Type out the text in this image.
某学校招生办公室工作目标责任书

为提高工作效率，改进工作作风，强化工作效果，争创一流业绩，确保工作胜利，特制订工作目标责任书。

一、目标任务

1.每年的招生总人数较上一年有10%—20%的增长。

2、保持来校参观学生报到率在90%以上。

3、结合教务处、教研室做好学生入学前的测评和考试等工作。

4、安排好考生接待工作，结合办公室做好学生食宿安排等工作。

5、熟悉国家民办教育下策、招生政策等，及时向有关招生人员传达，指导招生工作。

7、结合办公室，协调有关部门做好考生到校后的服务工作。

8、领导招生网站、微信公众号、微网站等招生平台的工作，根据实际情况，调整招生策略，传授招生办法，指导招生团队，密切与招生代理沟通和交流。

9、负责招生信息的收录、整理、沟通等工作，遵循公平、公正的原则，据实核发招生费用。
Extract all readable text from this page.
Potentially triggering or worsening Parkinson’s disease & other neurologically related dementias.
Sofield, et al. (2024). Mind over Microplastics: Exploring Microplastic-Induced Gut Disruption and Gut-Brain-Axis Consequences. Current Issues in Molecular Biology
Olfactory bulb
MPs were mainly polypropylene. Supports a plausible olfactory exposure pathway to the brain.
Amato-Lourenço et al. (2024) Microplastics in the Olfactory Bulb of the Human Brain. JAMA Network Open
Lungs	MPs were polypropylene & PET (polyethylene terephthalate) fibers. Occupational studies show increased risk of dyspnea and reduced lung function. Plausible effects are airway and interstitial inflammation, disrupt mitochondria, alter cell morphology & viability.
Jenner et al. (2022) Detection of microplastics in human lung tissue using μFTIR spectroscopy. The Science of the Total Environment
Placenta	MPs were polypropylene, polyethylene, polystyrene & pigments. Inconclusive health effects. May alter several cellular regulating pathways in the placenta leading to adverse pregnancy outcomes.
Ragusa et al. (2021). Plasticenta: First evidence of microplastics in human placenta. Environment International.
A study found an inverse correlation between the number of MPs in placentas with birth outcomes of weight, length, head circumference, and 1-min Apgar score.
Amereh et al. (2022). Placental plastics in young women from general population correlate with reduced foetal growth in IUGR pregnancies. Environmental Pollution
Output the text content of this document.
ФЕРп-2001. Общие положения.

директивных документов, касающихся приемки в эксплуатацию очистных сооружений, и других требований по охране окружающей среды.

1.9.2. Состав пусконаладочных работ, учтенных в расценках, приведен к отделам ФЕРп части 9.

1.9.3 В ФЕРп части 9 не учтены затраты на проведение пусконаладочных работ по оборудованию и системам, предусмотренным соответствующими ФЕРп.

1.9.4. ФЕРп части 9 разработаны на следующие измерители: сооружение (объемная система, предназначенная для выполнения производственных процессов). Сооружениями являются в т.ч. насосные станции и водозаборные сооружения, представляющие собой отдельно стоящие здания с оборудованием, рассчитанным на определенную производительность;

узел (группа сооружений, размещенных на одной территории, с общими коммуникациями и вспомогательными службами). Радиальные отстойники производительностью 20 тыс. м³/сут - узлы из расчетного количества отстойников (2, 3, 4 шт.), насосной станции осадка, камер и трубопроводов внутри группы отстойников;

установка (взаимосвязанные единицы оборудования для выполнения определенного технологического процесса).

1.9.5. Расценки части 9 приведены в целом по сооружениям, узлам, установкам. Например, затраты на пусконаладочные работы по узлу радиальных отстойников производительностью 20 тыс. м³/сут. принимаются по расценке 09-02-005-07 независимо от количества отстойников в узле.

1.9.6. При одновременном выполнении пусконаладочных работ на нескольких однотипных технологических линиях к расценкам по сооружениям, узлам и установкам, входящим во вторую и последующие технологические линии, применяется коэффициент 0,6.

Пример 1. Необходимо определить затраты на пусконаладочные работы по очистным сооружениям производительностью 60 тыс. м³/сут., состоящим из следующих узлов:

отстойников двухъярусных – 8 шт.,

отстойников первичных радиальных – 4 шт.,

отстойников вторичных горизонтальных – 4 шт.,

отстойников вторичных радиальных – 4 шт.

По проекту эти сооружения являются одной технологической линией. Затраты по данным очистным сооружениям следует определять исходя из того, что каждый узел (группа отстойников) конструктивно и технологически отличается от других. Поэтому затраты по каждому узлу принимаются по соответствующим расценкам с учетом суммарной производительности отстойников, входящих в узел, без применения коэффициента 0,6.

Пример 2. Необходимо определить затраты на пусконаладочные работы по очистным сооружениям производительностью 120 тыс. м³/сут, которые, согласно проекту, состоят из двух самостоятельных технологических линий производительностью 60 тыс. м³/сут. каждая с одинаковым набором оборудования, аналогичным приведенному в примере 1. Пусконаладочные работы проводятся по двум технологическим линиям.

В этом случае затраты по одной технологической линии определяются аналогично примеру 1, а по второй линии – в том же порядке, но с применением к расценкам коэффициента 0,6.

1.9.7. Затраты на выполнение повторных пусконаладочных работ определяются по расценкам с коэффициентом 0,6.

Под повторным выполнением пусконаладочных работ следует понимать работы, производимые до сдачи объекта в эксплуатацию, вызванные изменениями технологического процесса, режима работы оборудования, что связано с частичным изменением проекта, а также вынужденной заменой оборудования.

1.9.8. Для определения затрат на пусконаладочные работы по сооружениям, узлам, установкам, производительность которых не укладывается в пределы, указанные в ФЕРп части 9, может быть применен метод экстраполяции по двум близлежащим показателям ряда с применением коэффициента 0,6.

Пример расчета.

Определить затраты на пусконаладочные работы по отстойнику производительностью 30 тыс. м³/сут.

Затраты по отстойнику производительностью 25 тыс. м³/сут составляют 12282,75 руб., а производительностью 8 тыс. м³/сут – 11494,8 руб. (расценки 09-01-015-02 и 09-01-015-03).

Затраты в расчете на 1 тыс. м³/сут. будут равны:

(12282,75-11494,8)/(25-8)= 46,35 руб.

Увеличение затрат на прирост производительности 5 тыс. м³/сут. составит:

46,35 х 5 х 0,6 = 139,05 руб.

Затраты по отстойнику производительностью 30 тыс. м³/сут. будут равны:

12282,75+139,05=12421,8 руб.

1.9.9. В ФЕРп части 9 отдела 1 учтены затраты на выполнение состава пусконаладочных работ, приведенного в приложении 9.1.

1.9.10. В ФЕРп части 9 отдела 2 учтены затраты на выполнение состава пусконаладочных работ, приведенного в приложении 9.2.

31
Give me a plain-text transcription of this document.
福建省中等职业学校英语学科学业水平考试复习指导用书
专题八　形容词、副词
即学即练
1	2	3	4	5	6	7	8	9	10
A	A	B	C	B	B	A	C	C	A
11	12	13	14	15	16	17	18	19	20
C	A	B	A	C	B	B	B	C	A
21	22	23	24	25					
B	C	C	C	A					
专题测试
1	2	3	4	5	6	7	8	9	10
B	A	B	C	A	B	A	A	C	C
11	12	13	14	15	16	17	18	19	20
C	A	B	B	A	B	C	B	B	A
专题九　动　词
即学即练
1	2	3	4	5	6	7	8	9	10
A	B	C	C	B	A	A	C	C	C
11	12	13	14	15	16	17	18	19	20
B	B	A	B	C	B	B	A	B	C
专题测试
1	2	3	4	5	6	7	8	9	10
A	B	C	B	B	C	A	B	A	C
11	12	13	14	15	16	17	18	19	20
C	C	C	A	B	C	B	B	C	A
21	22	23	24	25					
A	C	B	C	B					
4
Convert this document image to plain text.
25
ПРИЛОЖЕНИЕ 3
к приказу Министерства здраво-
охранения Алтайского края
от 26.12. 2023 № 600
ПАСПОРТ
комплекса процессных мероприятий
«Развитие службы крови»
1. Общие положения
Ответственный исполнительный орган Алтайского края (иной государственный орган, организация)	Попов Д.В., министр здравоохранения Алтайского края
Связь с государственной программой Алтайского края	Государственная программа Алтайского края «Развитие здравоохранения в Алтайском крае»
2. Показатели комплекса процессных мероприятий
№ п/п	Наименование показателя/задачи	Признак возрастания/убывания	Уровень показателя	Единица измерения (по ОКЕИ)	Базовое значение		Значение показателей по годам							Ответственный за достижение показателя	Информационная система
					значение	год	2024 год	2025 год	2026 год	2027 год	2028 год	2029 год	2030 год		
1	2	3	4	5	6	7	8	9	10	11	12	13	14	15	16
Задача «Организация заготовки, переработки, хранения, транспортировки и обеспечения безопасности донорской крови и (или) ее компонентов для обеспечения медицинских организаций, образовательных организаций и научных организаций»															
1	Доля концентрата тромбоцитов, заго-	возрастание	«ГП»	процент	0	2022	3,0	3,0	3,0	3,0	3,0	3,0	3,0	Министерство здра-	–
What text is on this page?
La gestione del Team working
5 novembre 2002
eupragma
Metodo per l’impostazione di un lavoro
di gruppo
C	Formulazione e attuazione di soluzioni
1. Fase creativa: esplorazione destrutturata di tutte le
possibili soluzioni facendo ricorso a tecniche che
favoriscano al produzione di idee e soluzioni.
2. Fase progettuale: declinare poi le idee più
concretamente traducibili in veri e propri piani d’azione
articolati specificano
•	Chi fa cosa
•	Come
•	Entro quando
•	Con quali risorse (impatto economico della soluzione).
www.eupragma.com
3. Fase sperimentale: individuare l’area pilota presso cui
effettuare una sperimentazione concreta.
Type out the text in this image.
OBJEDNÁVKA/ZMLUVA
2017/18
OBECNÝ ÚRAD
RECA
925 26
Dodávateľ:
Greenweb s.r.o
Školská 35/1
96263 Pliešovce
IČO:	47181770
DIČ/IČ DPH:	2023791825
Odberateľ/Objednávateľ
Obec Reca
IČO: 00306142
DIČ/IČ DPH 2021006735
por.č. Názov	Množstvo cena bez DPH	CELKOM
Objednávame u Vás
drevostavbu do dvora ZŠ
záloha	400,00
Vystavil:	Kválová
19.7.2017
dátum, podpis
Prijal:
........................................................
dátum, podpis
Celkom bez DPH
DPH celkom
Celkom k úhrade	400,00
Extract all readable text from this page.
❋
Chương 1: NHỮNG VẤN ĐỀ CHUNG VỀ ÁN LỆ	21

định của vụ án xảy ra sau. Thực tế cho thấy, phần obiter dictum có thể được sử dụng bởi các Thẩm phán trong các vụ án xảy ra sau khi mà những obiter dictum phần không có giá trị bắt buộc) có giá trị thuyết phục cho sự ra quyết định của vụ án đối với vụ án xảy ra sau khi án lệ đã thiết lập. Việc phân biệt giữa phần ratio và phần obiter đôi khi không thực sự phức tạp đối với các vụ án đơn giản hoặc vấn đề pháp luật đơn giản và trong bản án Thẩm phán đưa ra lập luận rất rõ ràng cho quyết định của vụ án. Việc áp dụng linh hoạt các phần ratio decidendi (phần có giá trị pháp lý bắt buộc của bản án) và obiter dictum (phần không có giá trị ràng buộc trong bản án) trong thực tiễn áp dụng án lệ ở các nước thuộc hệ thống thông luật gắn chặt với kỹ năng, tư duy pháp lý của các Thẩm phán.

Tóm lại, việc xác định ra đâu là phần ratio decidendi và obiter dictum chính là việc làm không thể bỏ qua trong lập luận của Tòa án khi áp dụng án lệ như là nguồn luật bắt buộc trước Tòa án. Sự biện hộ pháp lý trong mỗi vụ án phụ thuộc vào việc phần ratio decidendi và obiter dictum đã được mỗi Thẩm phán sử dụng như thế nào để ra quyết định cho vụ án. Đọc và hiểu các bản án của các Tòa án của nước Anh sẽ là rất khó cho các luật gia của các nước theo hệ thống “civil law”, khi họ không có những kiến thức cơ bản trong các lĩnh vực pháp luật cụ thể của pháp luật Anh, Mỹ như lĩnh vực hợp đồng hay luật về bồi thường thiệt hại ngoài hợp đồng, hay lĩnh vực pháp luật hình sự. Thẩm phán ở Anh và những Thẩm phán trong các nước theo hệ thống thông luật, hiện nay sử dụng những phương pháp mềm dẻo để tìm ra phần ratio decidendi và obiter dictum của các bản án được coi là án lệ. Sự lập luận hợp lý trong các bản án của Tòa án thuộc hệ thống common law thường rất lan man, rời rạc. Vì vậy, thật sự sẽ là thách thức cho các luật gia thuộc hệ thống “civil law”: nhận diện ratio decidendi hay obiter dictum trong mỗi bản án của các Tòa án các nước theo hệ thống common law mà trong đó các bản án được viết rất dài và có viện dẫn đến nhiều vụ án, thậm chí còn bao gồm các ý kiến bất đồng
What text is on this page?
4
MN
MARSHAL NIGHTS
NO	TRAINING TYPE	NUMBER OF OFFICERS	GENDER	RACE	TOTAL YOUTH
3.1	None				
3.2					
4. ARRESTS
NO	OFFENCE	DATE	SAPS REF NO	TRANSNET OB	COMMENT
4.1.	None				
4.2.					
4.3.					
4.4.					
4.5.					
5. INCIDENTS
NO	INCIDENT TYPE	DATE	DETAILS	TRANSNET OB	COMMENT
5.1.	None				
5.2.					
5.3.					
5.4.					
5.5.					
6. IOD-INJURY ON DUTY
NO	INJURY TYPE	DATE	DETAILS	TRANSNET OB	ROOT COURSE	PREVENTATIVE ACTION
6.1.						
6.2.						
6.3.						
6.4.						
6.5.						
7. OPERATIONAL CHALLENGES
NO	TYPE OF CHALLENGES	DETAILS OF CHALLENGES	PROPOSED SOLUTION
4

**Exercise aim:**
Lines of the material that contain the word "outcomes" are to be gathered.

**Answer to the task:**
Placenta	MPs were polypropylene, polyethylene, polystyrene & pigments. Inconclusive health effects. May alter several cellular regulating pathways in the placenta leading to adverse pregnancy outcomes.
A study found an inverse correlation between the number of MPs in placentas with birth outcomes of weight, length, head circumference, and 1-min Apgar score.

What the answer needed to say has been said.